→ **Exercise**:
Return all the entries exactly, keeping pictures out.

→ **Data excerpts**:
## BEGIN
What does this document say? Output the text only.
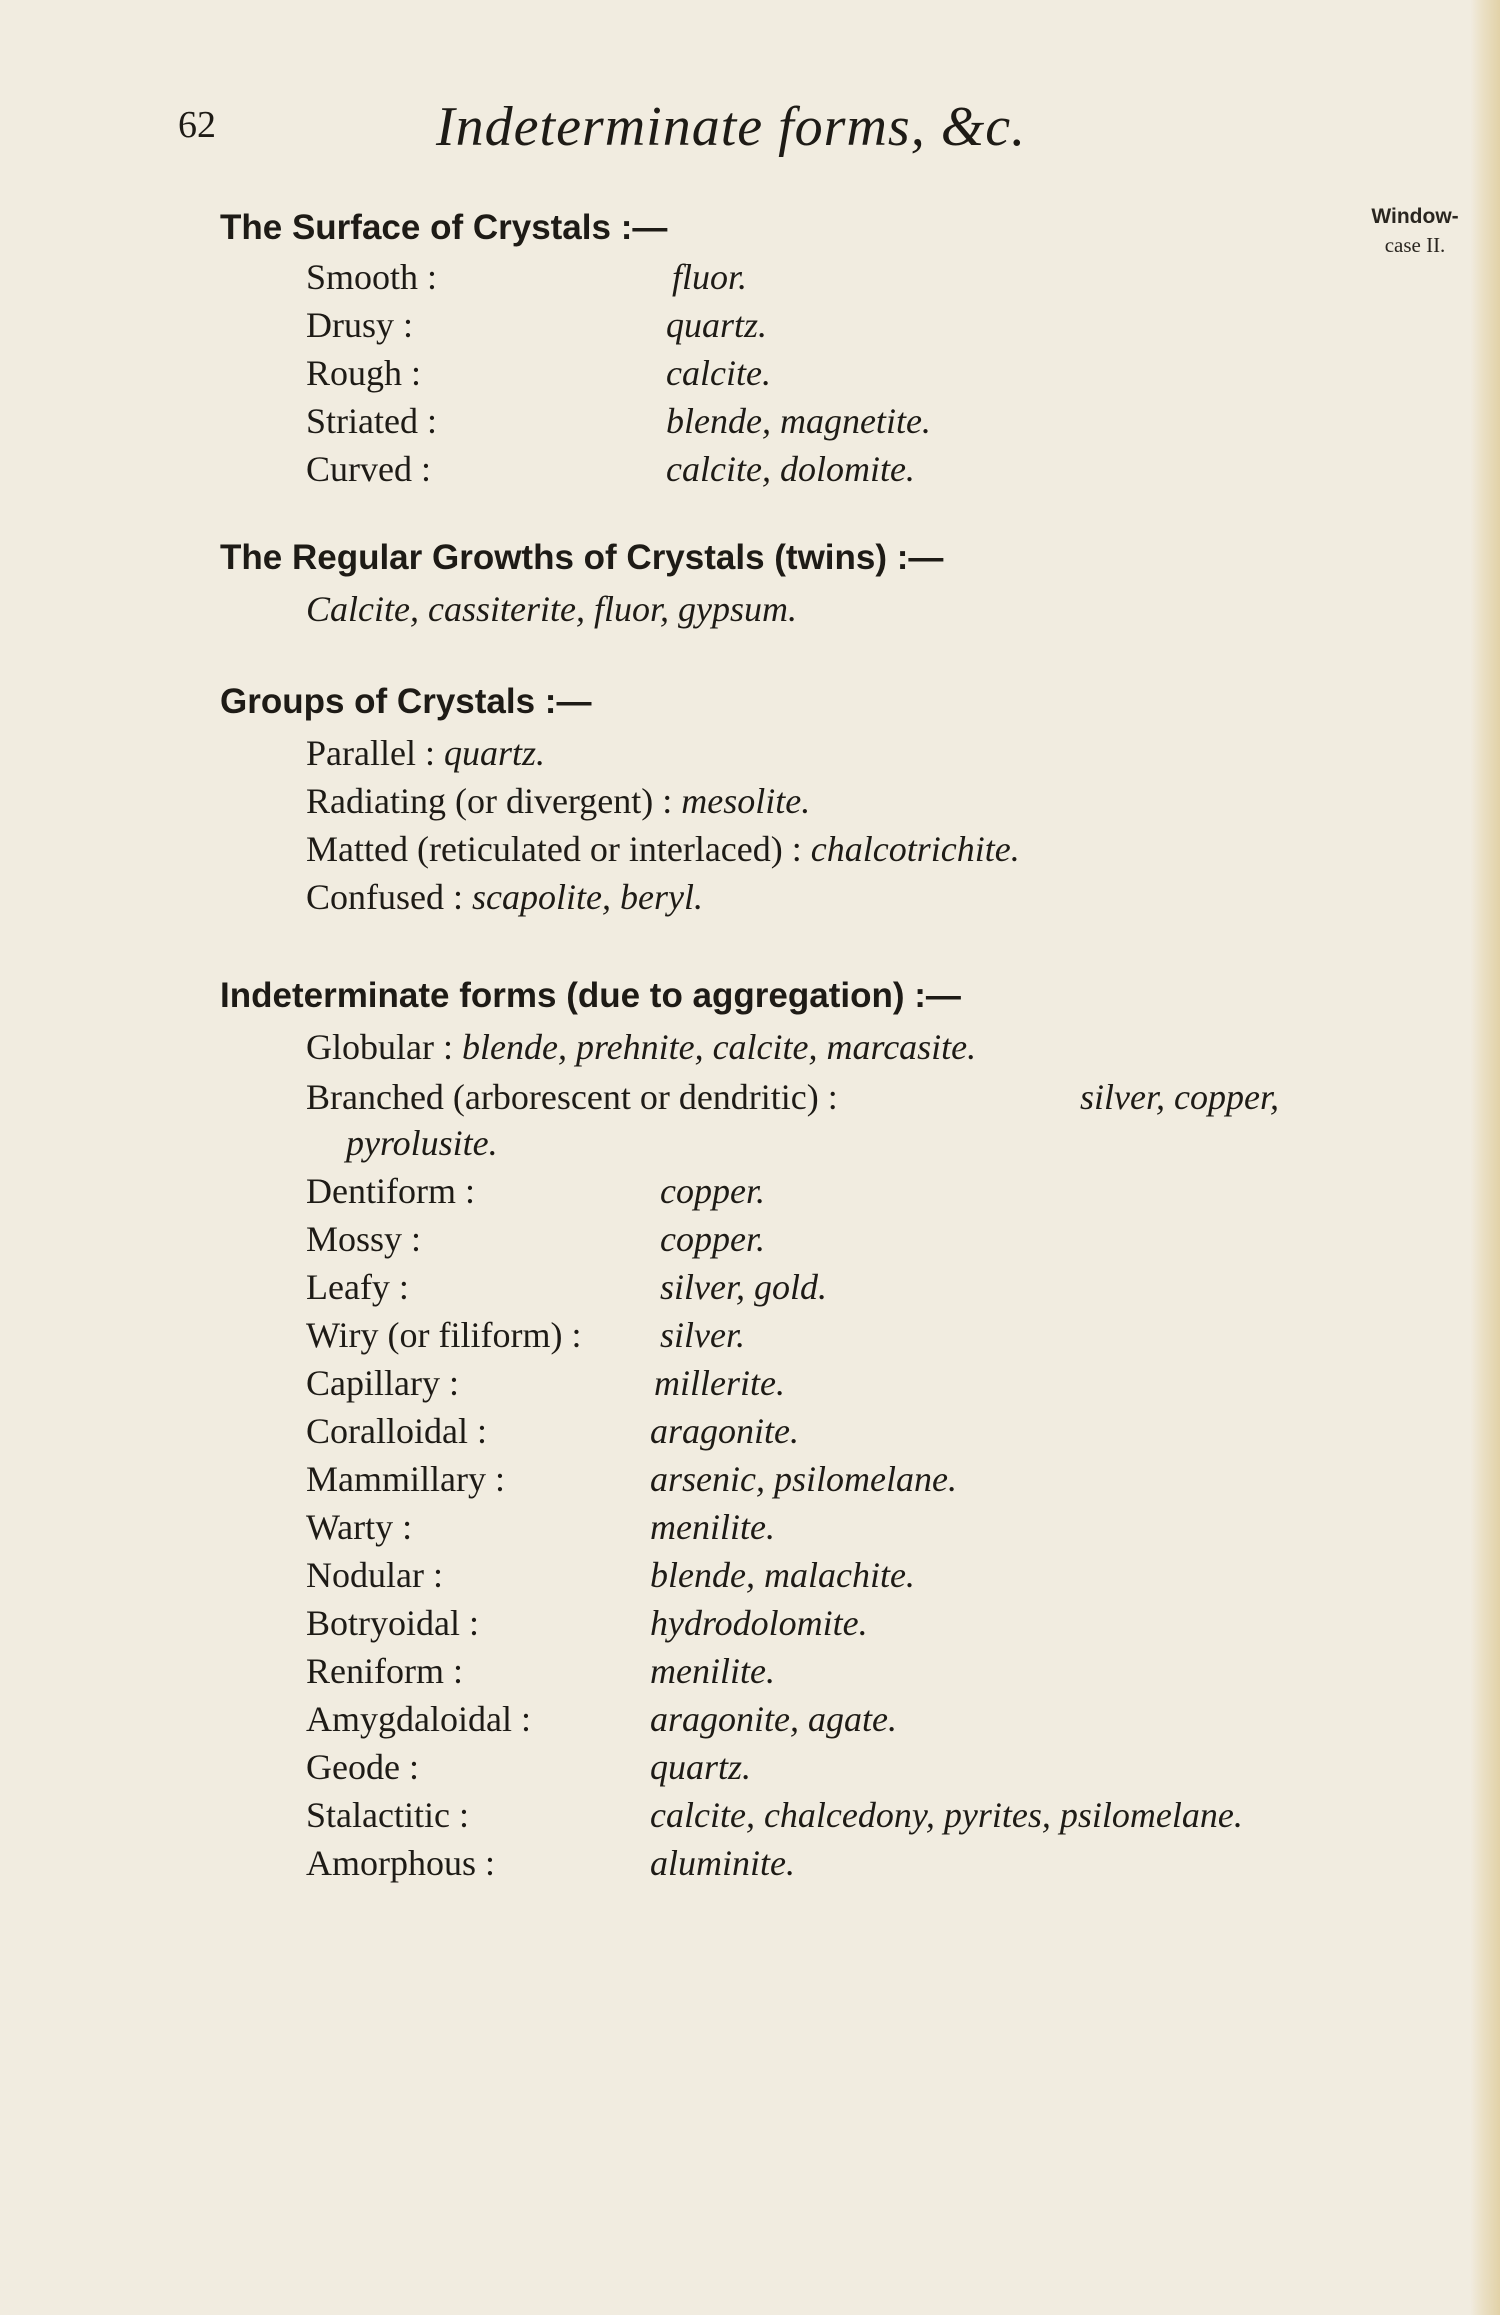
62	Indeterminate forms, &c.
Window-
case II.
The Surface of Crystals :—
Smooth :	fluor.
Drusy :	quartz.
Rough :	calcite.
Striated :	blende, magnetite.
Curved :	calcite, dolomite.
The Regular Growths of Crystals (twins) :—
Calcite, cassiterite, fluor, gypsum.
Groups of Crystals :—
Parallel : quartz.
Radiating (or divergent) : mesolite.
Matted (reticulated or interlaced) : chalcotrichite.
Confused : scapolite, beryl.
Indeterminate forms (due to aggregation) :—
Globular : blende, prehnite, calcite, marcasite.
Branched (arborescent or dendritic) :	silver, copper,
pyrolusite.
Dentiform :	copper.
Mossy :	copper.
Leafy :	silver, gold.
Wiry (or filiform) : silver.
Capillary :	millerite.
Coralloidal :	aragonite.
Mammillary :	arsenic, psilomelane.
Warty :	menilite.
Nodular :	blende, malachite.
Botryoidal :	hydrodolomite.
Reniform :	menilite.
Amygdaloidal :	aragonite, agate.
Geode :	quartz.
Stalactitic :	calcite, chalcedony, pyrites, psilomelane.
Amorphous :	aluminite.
## END
→ **Written answer**:
What does this document say? Output the text only.
62	Indeterminate forms, &c.
Window-
case II.
The Surface of Crystals :—
Smooth :	fluor.
Drusy :	quartz.
Rough :	calcite.
Striated :	blende, magnetite.
Curved :	calcite, dolomite.
The Regular Growths of Crystals (twins) :—
Calcite, cassiterite, fluor, gypsum.
Groups of Crystals :—
Parallel : quartz.
Radiating (or divergent) : mesolite.
Matted (reticulated or interlaced) : chalcotrichite.
Confused : scapolite, beryl.
Indeterminate forms (due to aggregation) :—
Globular : blende, prehnite, calcite, marcasite.
Branched (arborescent or dendritic) :	silver, copper,
pyrolusite.
Dentiform :	copper.
Mossy :	copper.
Leafy :	silver, gold.
Wiry (or filiform) : silver.
Capillary :	millerite.
Coralloidal :	aragonite.
Mammillary :	arsenic, psilomelane.
Warty :	menilite.
Nodular :	blende, malachite.
Botryoidal :	hydrodolomite.
Reniform :	menilite.
Amygdaloidal :	aragonite, agate.
Geode :	quartz.
Stalactitic :	calcite, chalcedony, pyrites, psilomelane.
Amorphous :	aluminite.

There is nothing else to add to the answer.